- The problem -
Rewrite everything from the line with "Patent image size: (990, 867)." through the line with "The housing 2 is at (800, 457)." as a JSON list of strings, one string per line, skipping any blank lines.

- Material for this task -
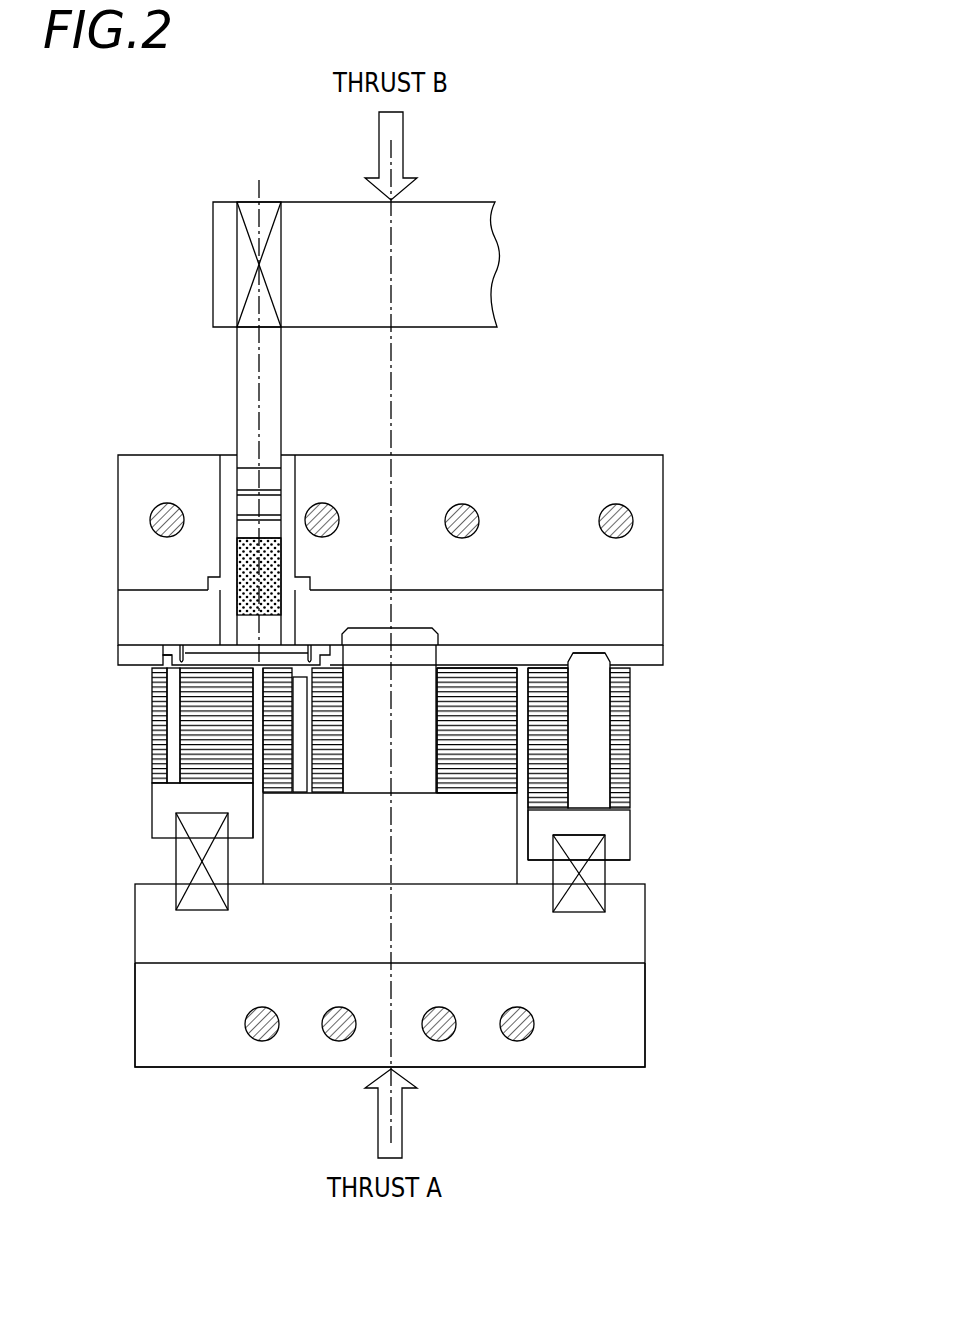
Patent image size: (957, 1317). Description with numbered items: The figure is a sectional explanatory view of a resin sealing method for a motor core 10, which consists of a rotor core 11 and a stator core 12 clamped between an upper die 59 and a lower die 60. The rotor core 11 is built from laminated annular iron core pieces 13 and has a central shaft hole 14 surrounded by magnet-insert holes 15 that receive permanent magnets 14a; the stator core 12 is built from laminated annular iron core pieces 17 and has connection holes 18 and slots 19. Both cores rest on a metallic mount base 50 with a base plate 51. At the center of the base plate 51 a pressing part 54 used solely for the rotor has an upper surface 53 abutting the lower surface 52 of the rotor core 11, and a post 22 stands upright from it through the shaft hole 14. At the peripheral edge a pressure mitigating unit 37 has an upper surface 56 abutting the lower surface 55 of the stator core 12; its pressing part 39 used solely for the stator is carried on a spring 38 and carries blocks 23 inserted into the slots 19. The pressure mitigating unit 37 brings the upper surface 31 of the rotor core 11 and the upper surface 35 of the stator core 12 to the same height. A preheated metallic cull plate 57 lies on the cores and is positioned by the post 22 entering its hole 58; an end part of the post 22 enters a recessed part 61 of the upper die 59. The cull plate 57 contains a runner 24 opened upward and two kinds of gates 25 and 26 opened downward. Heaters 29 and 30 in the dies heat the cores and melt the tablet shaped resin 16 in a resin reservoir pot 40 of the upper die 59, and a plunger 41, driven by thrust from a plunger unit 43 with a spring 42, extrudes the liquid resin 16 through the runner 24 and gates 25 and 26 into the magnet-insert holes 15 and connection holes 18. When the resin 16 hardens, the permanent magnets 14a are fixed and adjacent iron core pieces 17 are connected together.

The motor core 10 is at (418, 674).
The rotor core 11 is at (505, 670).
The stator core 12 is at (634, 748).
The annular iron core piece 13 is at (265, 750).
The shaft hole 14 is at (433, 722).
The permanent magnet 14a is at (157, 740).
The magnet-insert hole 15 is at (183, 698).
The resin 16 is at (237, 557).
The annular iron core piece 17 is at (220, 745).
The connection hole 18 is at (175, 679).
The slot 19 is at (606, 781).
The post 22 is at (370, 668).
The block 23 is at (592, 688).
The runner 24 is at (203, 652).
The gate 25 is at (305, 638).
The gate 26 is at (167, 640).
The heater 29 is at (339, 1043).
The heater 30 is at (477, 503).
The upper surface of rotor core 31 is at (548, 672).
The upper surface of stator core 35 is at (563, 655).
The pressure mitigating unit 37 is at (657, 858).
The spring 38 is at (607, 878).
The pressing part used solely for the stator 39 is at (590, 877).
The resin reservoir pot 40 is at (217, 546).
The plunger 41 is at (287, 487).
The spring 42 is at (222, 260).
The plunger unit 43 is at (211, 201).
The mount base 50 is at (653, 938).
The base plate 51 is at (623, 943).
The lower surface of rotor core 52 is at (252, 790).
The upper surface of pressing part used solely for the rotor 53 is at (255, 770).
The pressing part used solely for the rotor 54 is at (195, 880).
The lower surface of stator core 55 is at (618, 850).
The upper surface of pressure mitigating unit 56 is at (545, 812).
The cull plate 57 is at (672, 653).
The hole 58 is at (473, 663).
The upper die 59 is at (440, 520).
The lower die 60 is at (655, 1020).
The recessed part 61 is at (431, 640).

---

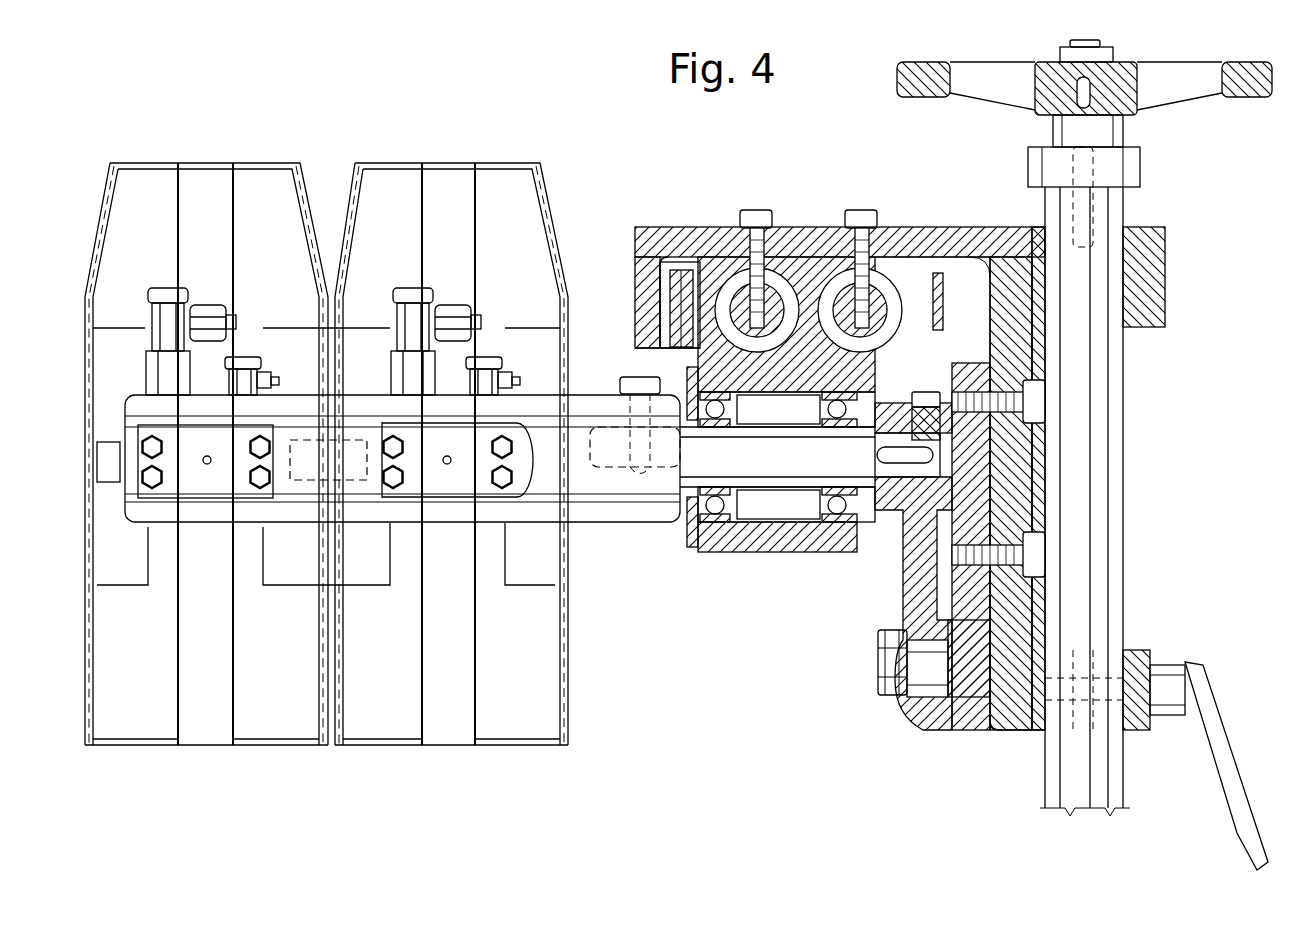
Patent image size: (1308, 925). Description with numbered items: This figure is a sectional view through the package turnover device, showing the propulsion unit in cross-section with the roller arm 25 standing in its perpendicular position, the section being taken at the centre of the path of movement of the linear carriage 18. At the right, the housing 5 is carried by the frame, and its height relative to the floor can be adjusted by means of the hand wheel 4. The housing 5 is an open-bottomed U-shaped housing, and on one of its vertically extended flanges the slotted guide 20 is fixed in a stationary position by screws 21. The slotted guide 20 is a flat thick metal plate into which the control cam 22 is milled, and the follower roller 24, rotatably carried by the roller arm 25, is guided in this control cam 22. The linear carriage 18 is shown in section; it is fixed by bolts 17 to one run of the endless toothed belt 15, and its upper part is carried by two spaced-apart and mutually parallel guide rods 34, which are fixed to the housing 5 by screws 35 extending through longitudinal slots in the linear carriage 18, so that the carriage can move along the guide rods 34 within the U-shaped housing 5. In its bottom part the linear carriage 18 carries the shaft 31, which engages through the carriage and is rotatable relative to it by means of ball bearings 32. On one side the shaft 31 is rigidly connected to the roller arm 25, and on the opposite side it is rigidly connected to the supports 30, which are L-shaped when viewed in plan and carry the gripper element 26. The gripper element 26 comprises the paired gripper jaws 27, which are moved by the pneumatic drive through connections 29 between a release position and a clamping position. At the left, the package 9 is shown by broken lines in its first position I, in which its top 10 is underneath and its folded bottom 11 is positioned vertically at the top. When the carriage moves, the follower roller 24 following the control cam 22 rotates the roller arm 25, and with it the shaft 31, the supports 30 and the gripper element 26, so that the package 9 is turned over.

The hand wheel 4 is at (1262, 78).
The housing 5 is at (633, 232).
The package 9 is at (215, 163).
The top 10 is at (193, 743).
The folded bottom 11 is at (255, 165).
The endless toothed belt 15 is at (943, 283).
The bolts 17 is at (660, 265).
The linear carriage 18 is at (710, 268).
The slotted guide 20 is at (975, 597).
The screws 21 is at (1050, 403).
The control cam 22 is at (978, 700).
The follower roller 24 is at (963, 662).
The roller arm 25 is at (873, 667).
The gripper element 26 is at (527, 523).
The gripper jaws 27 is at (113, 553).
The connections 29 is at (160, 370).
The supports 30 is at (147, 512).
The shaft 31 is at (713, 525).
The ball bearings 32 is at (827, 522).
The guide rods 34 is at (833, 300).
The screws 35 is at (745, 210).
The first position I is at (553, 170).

---

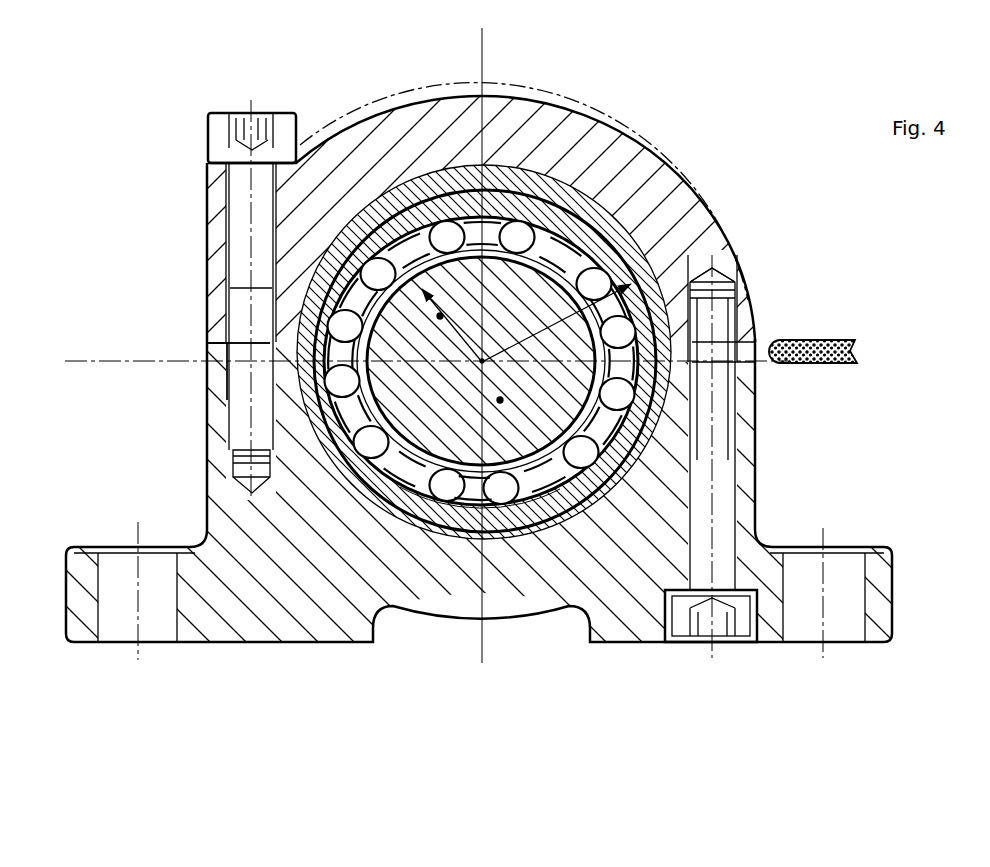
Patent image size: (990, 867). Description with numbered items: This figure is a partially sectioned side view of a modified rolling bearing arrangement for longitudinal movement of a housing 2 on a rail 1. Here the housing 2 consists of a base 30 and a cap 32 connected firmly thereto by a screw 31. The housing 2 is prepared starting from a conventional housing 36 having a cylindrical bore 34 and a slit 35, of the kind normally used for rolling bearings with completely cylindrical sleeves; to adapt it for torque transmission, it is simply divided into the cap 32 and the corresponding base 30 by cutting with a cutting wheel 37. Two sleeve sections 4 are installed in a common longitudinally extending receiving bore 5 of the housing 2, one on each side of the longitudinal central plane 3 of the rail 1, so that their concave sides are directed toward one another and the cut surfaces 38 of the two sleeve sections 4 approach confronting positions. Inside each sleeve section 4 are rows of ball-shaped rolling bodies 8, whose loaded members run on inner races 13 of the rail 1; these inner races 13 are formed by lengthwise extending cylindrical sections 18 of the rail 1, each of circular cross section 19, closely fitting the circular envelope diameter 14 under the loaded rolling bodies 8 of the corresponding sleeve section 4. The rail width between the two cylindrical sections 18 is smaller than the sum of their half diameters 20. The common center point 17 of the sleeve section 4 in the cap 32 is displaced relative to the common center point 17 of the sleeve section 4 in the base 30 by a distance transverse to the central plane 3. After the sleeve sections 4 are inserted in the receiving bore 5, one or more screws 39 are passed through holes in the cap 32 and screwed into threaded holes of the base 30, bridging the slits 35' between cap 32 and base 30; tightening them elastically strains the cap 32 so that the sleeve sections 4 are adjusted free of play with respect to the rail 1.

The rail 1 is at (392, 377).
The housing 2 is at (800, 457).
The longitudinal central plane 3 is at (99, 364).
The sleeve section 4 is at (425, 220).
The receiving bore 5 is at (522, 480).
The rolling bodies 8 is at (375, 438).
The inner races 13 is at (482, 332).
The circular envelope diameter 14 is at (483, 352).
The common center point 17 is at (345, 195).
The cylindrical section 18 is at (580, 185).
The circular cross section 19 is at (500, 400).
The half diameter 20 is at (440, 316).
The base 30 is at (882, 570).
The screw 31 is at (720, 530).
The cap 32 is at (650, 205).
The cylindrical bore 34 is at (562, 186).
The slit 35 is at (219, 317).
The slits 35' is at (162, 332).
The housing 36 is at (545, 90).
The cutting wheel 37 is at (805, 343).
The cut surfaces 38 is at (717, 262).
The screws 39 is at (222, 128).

- The response -
[
  "Patent image size: (990, 867). Description with numbered items: This figure is a partially sectioned side view of a modified rolling bearing arrangement for longitudinal movement of a housing 2 on a rail 1. Here the housing 2 consists of a base 30 and a cap 32 connected firmly thereto by a screw 31. The housing 2 is prepared starting from a conventional housing 36 having a cylindrical bore 34 and a slit 35, of the kind normally used for rolling bearings with completely cylindrical sleeves; to adapt it for torque transmission, it is simply divided into the cap 32 and the corresponding base 30 by cutting with a cutting wheel 37. Two sleeve sections 4 are installed in a common longitudinally extending receiving bore 5 of the housing 2, one on each side of the longitudinal central plane 3 of the rail 1, so that their concave sides are directed toward one another and the cut surfaces 38 of the two sleeve sections 4 approach confronting positions. Inside each sleeve section 4 are rows of ball-shaped rolling bodies 8, whose loaded members run on inner races 13 of the rail 1; these inner races 13 are formed by lengthwise extending cylindrical sections 18 of the rail 1, each of circular cross section 19, closely fitting the circular envelope diameter 14 under the loaded rolling bodies 8 of the corresponding sleeve section 4. The rail width between the two cylindrical sections 18 is smaller than the sum of their half diameters 20. The common center point 17 of the sleeve section 4 in the cap 32 is displaced relative to the common center point 17 of the sleeve section 4 in the base 30 by a distance transverse to the central plane 3. After the sleeve sections 4 are inserted in the receiving bore 5, one or more screws 39 are passed through holes in the cap 32 and screwed into threaded holes of the base 30, bridging the slits 35' between cap 32 and base 30; tightening them elastically strains the cap 32 so that the sleeve sections 4 are adjusted free of play with respect to the rail 1.",
  "The rail 1 is at (392, 377).",
  "The housing 2 is at (800, 457)."
]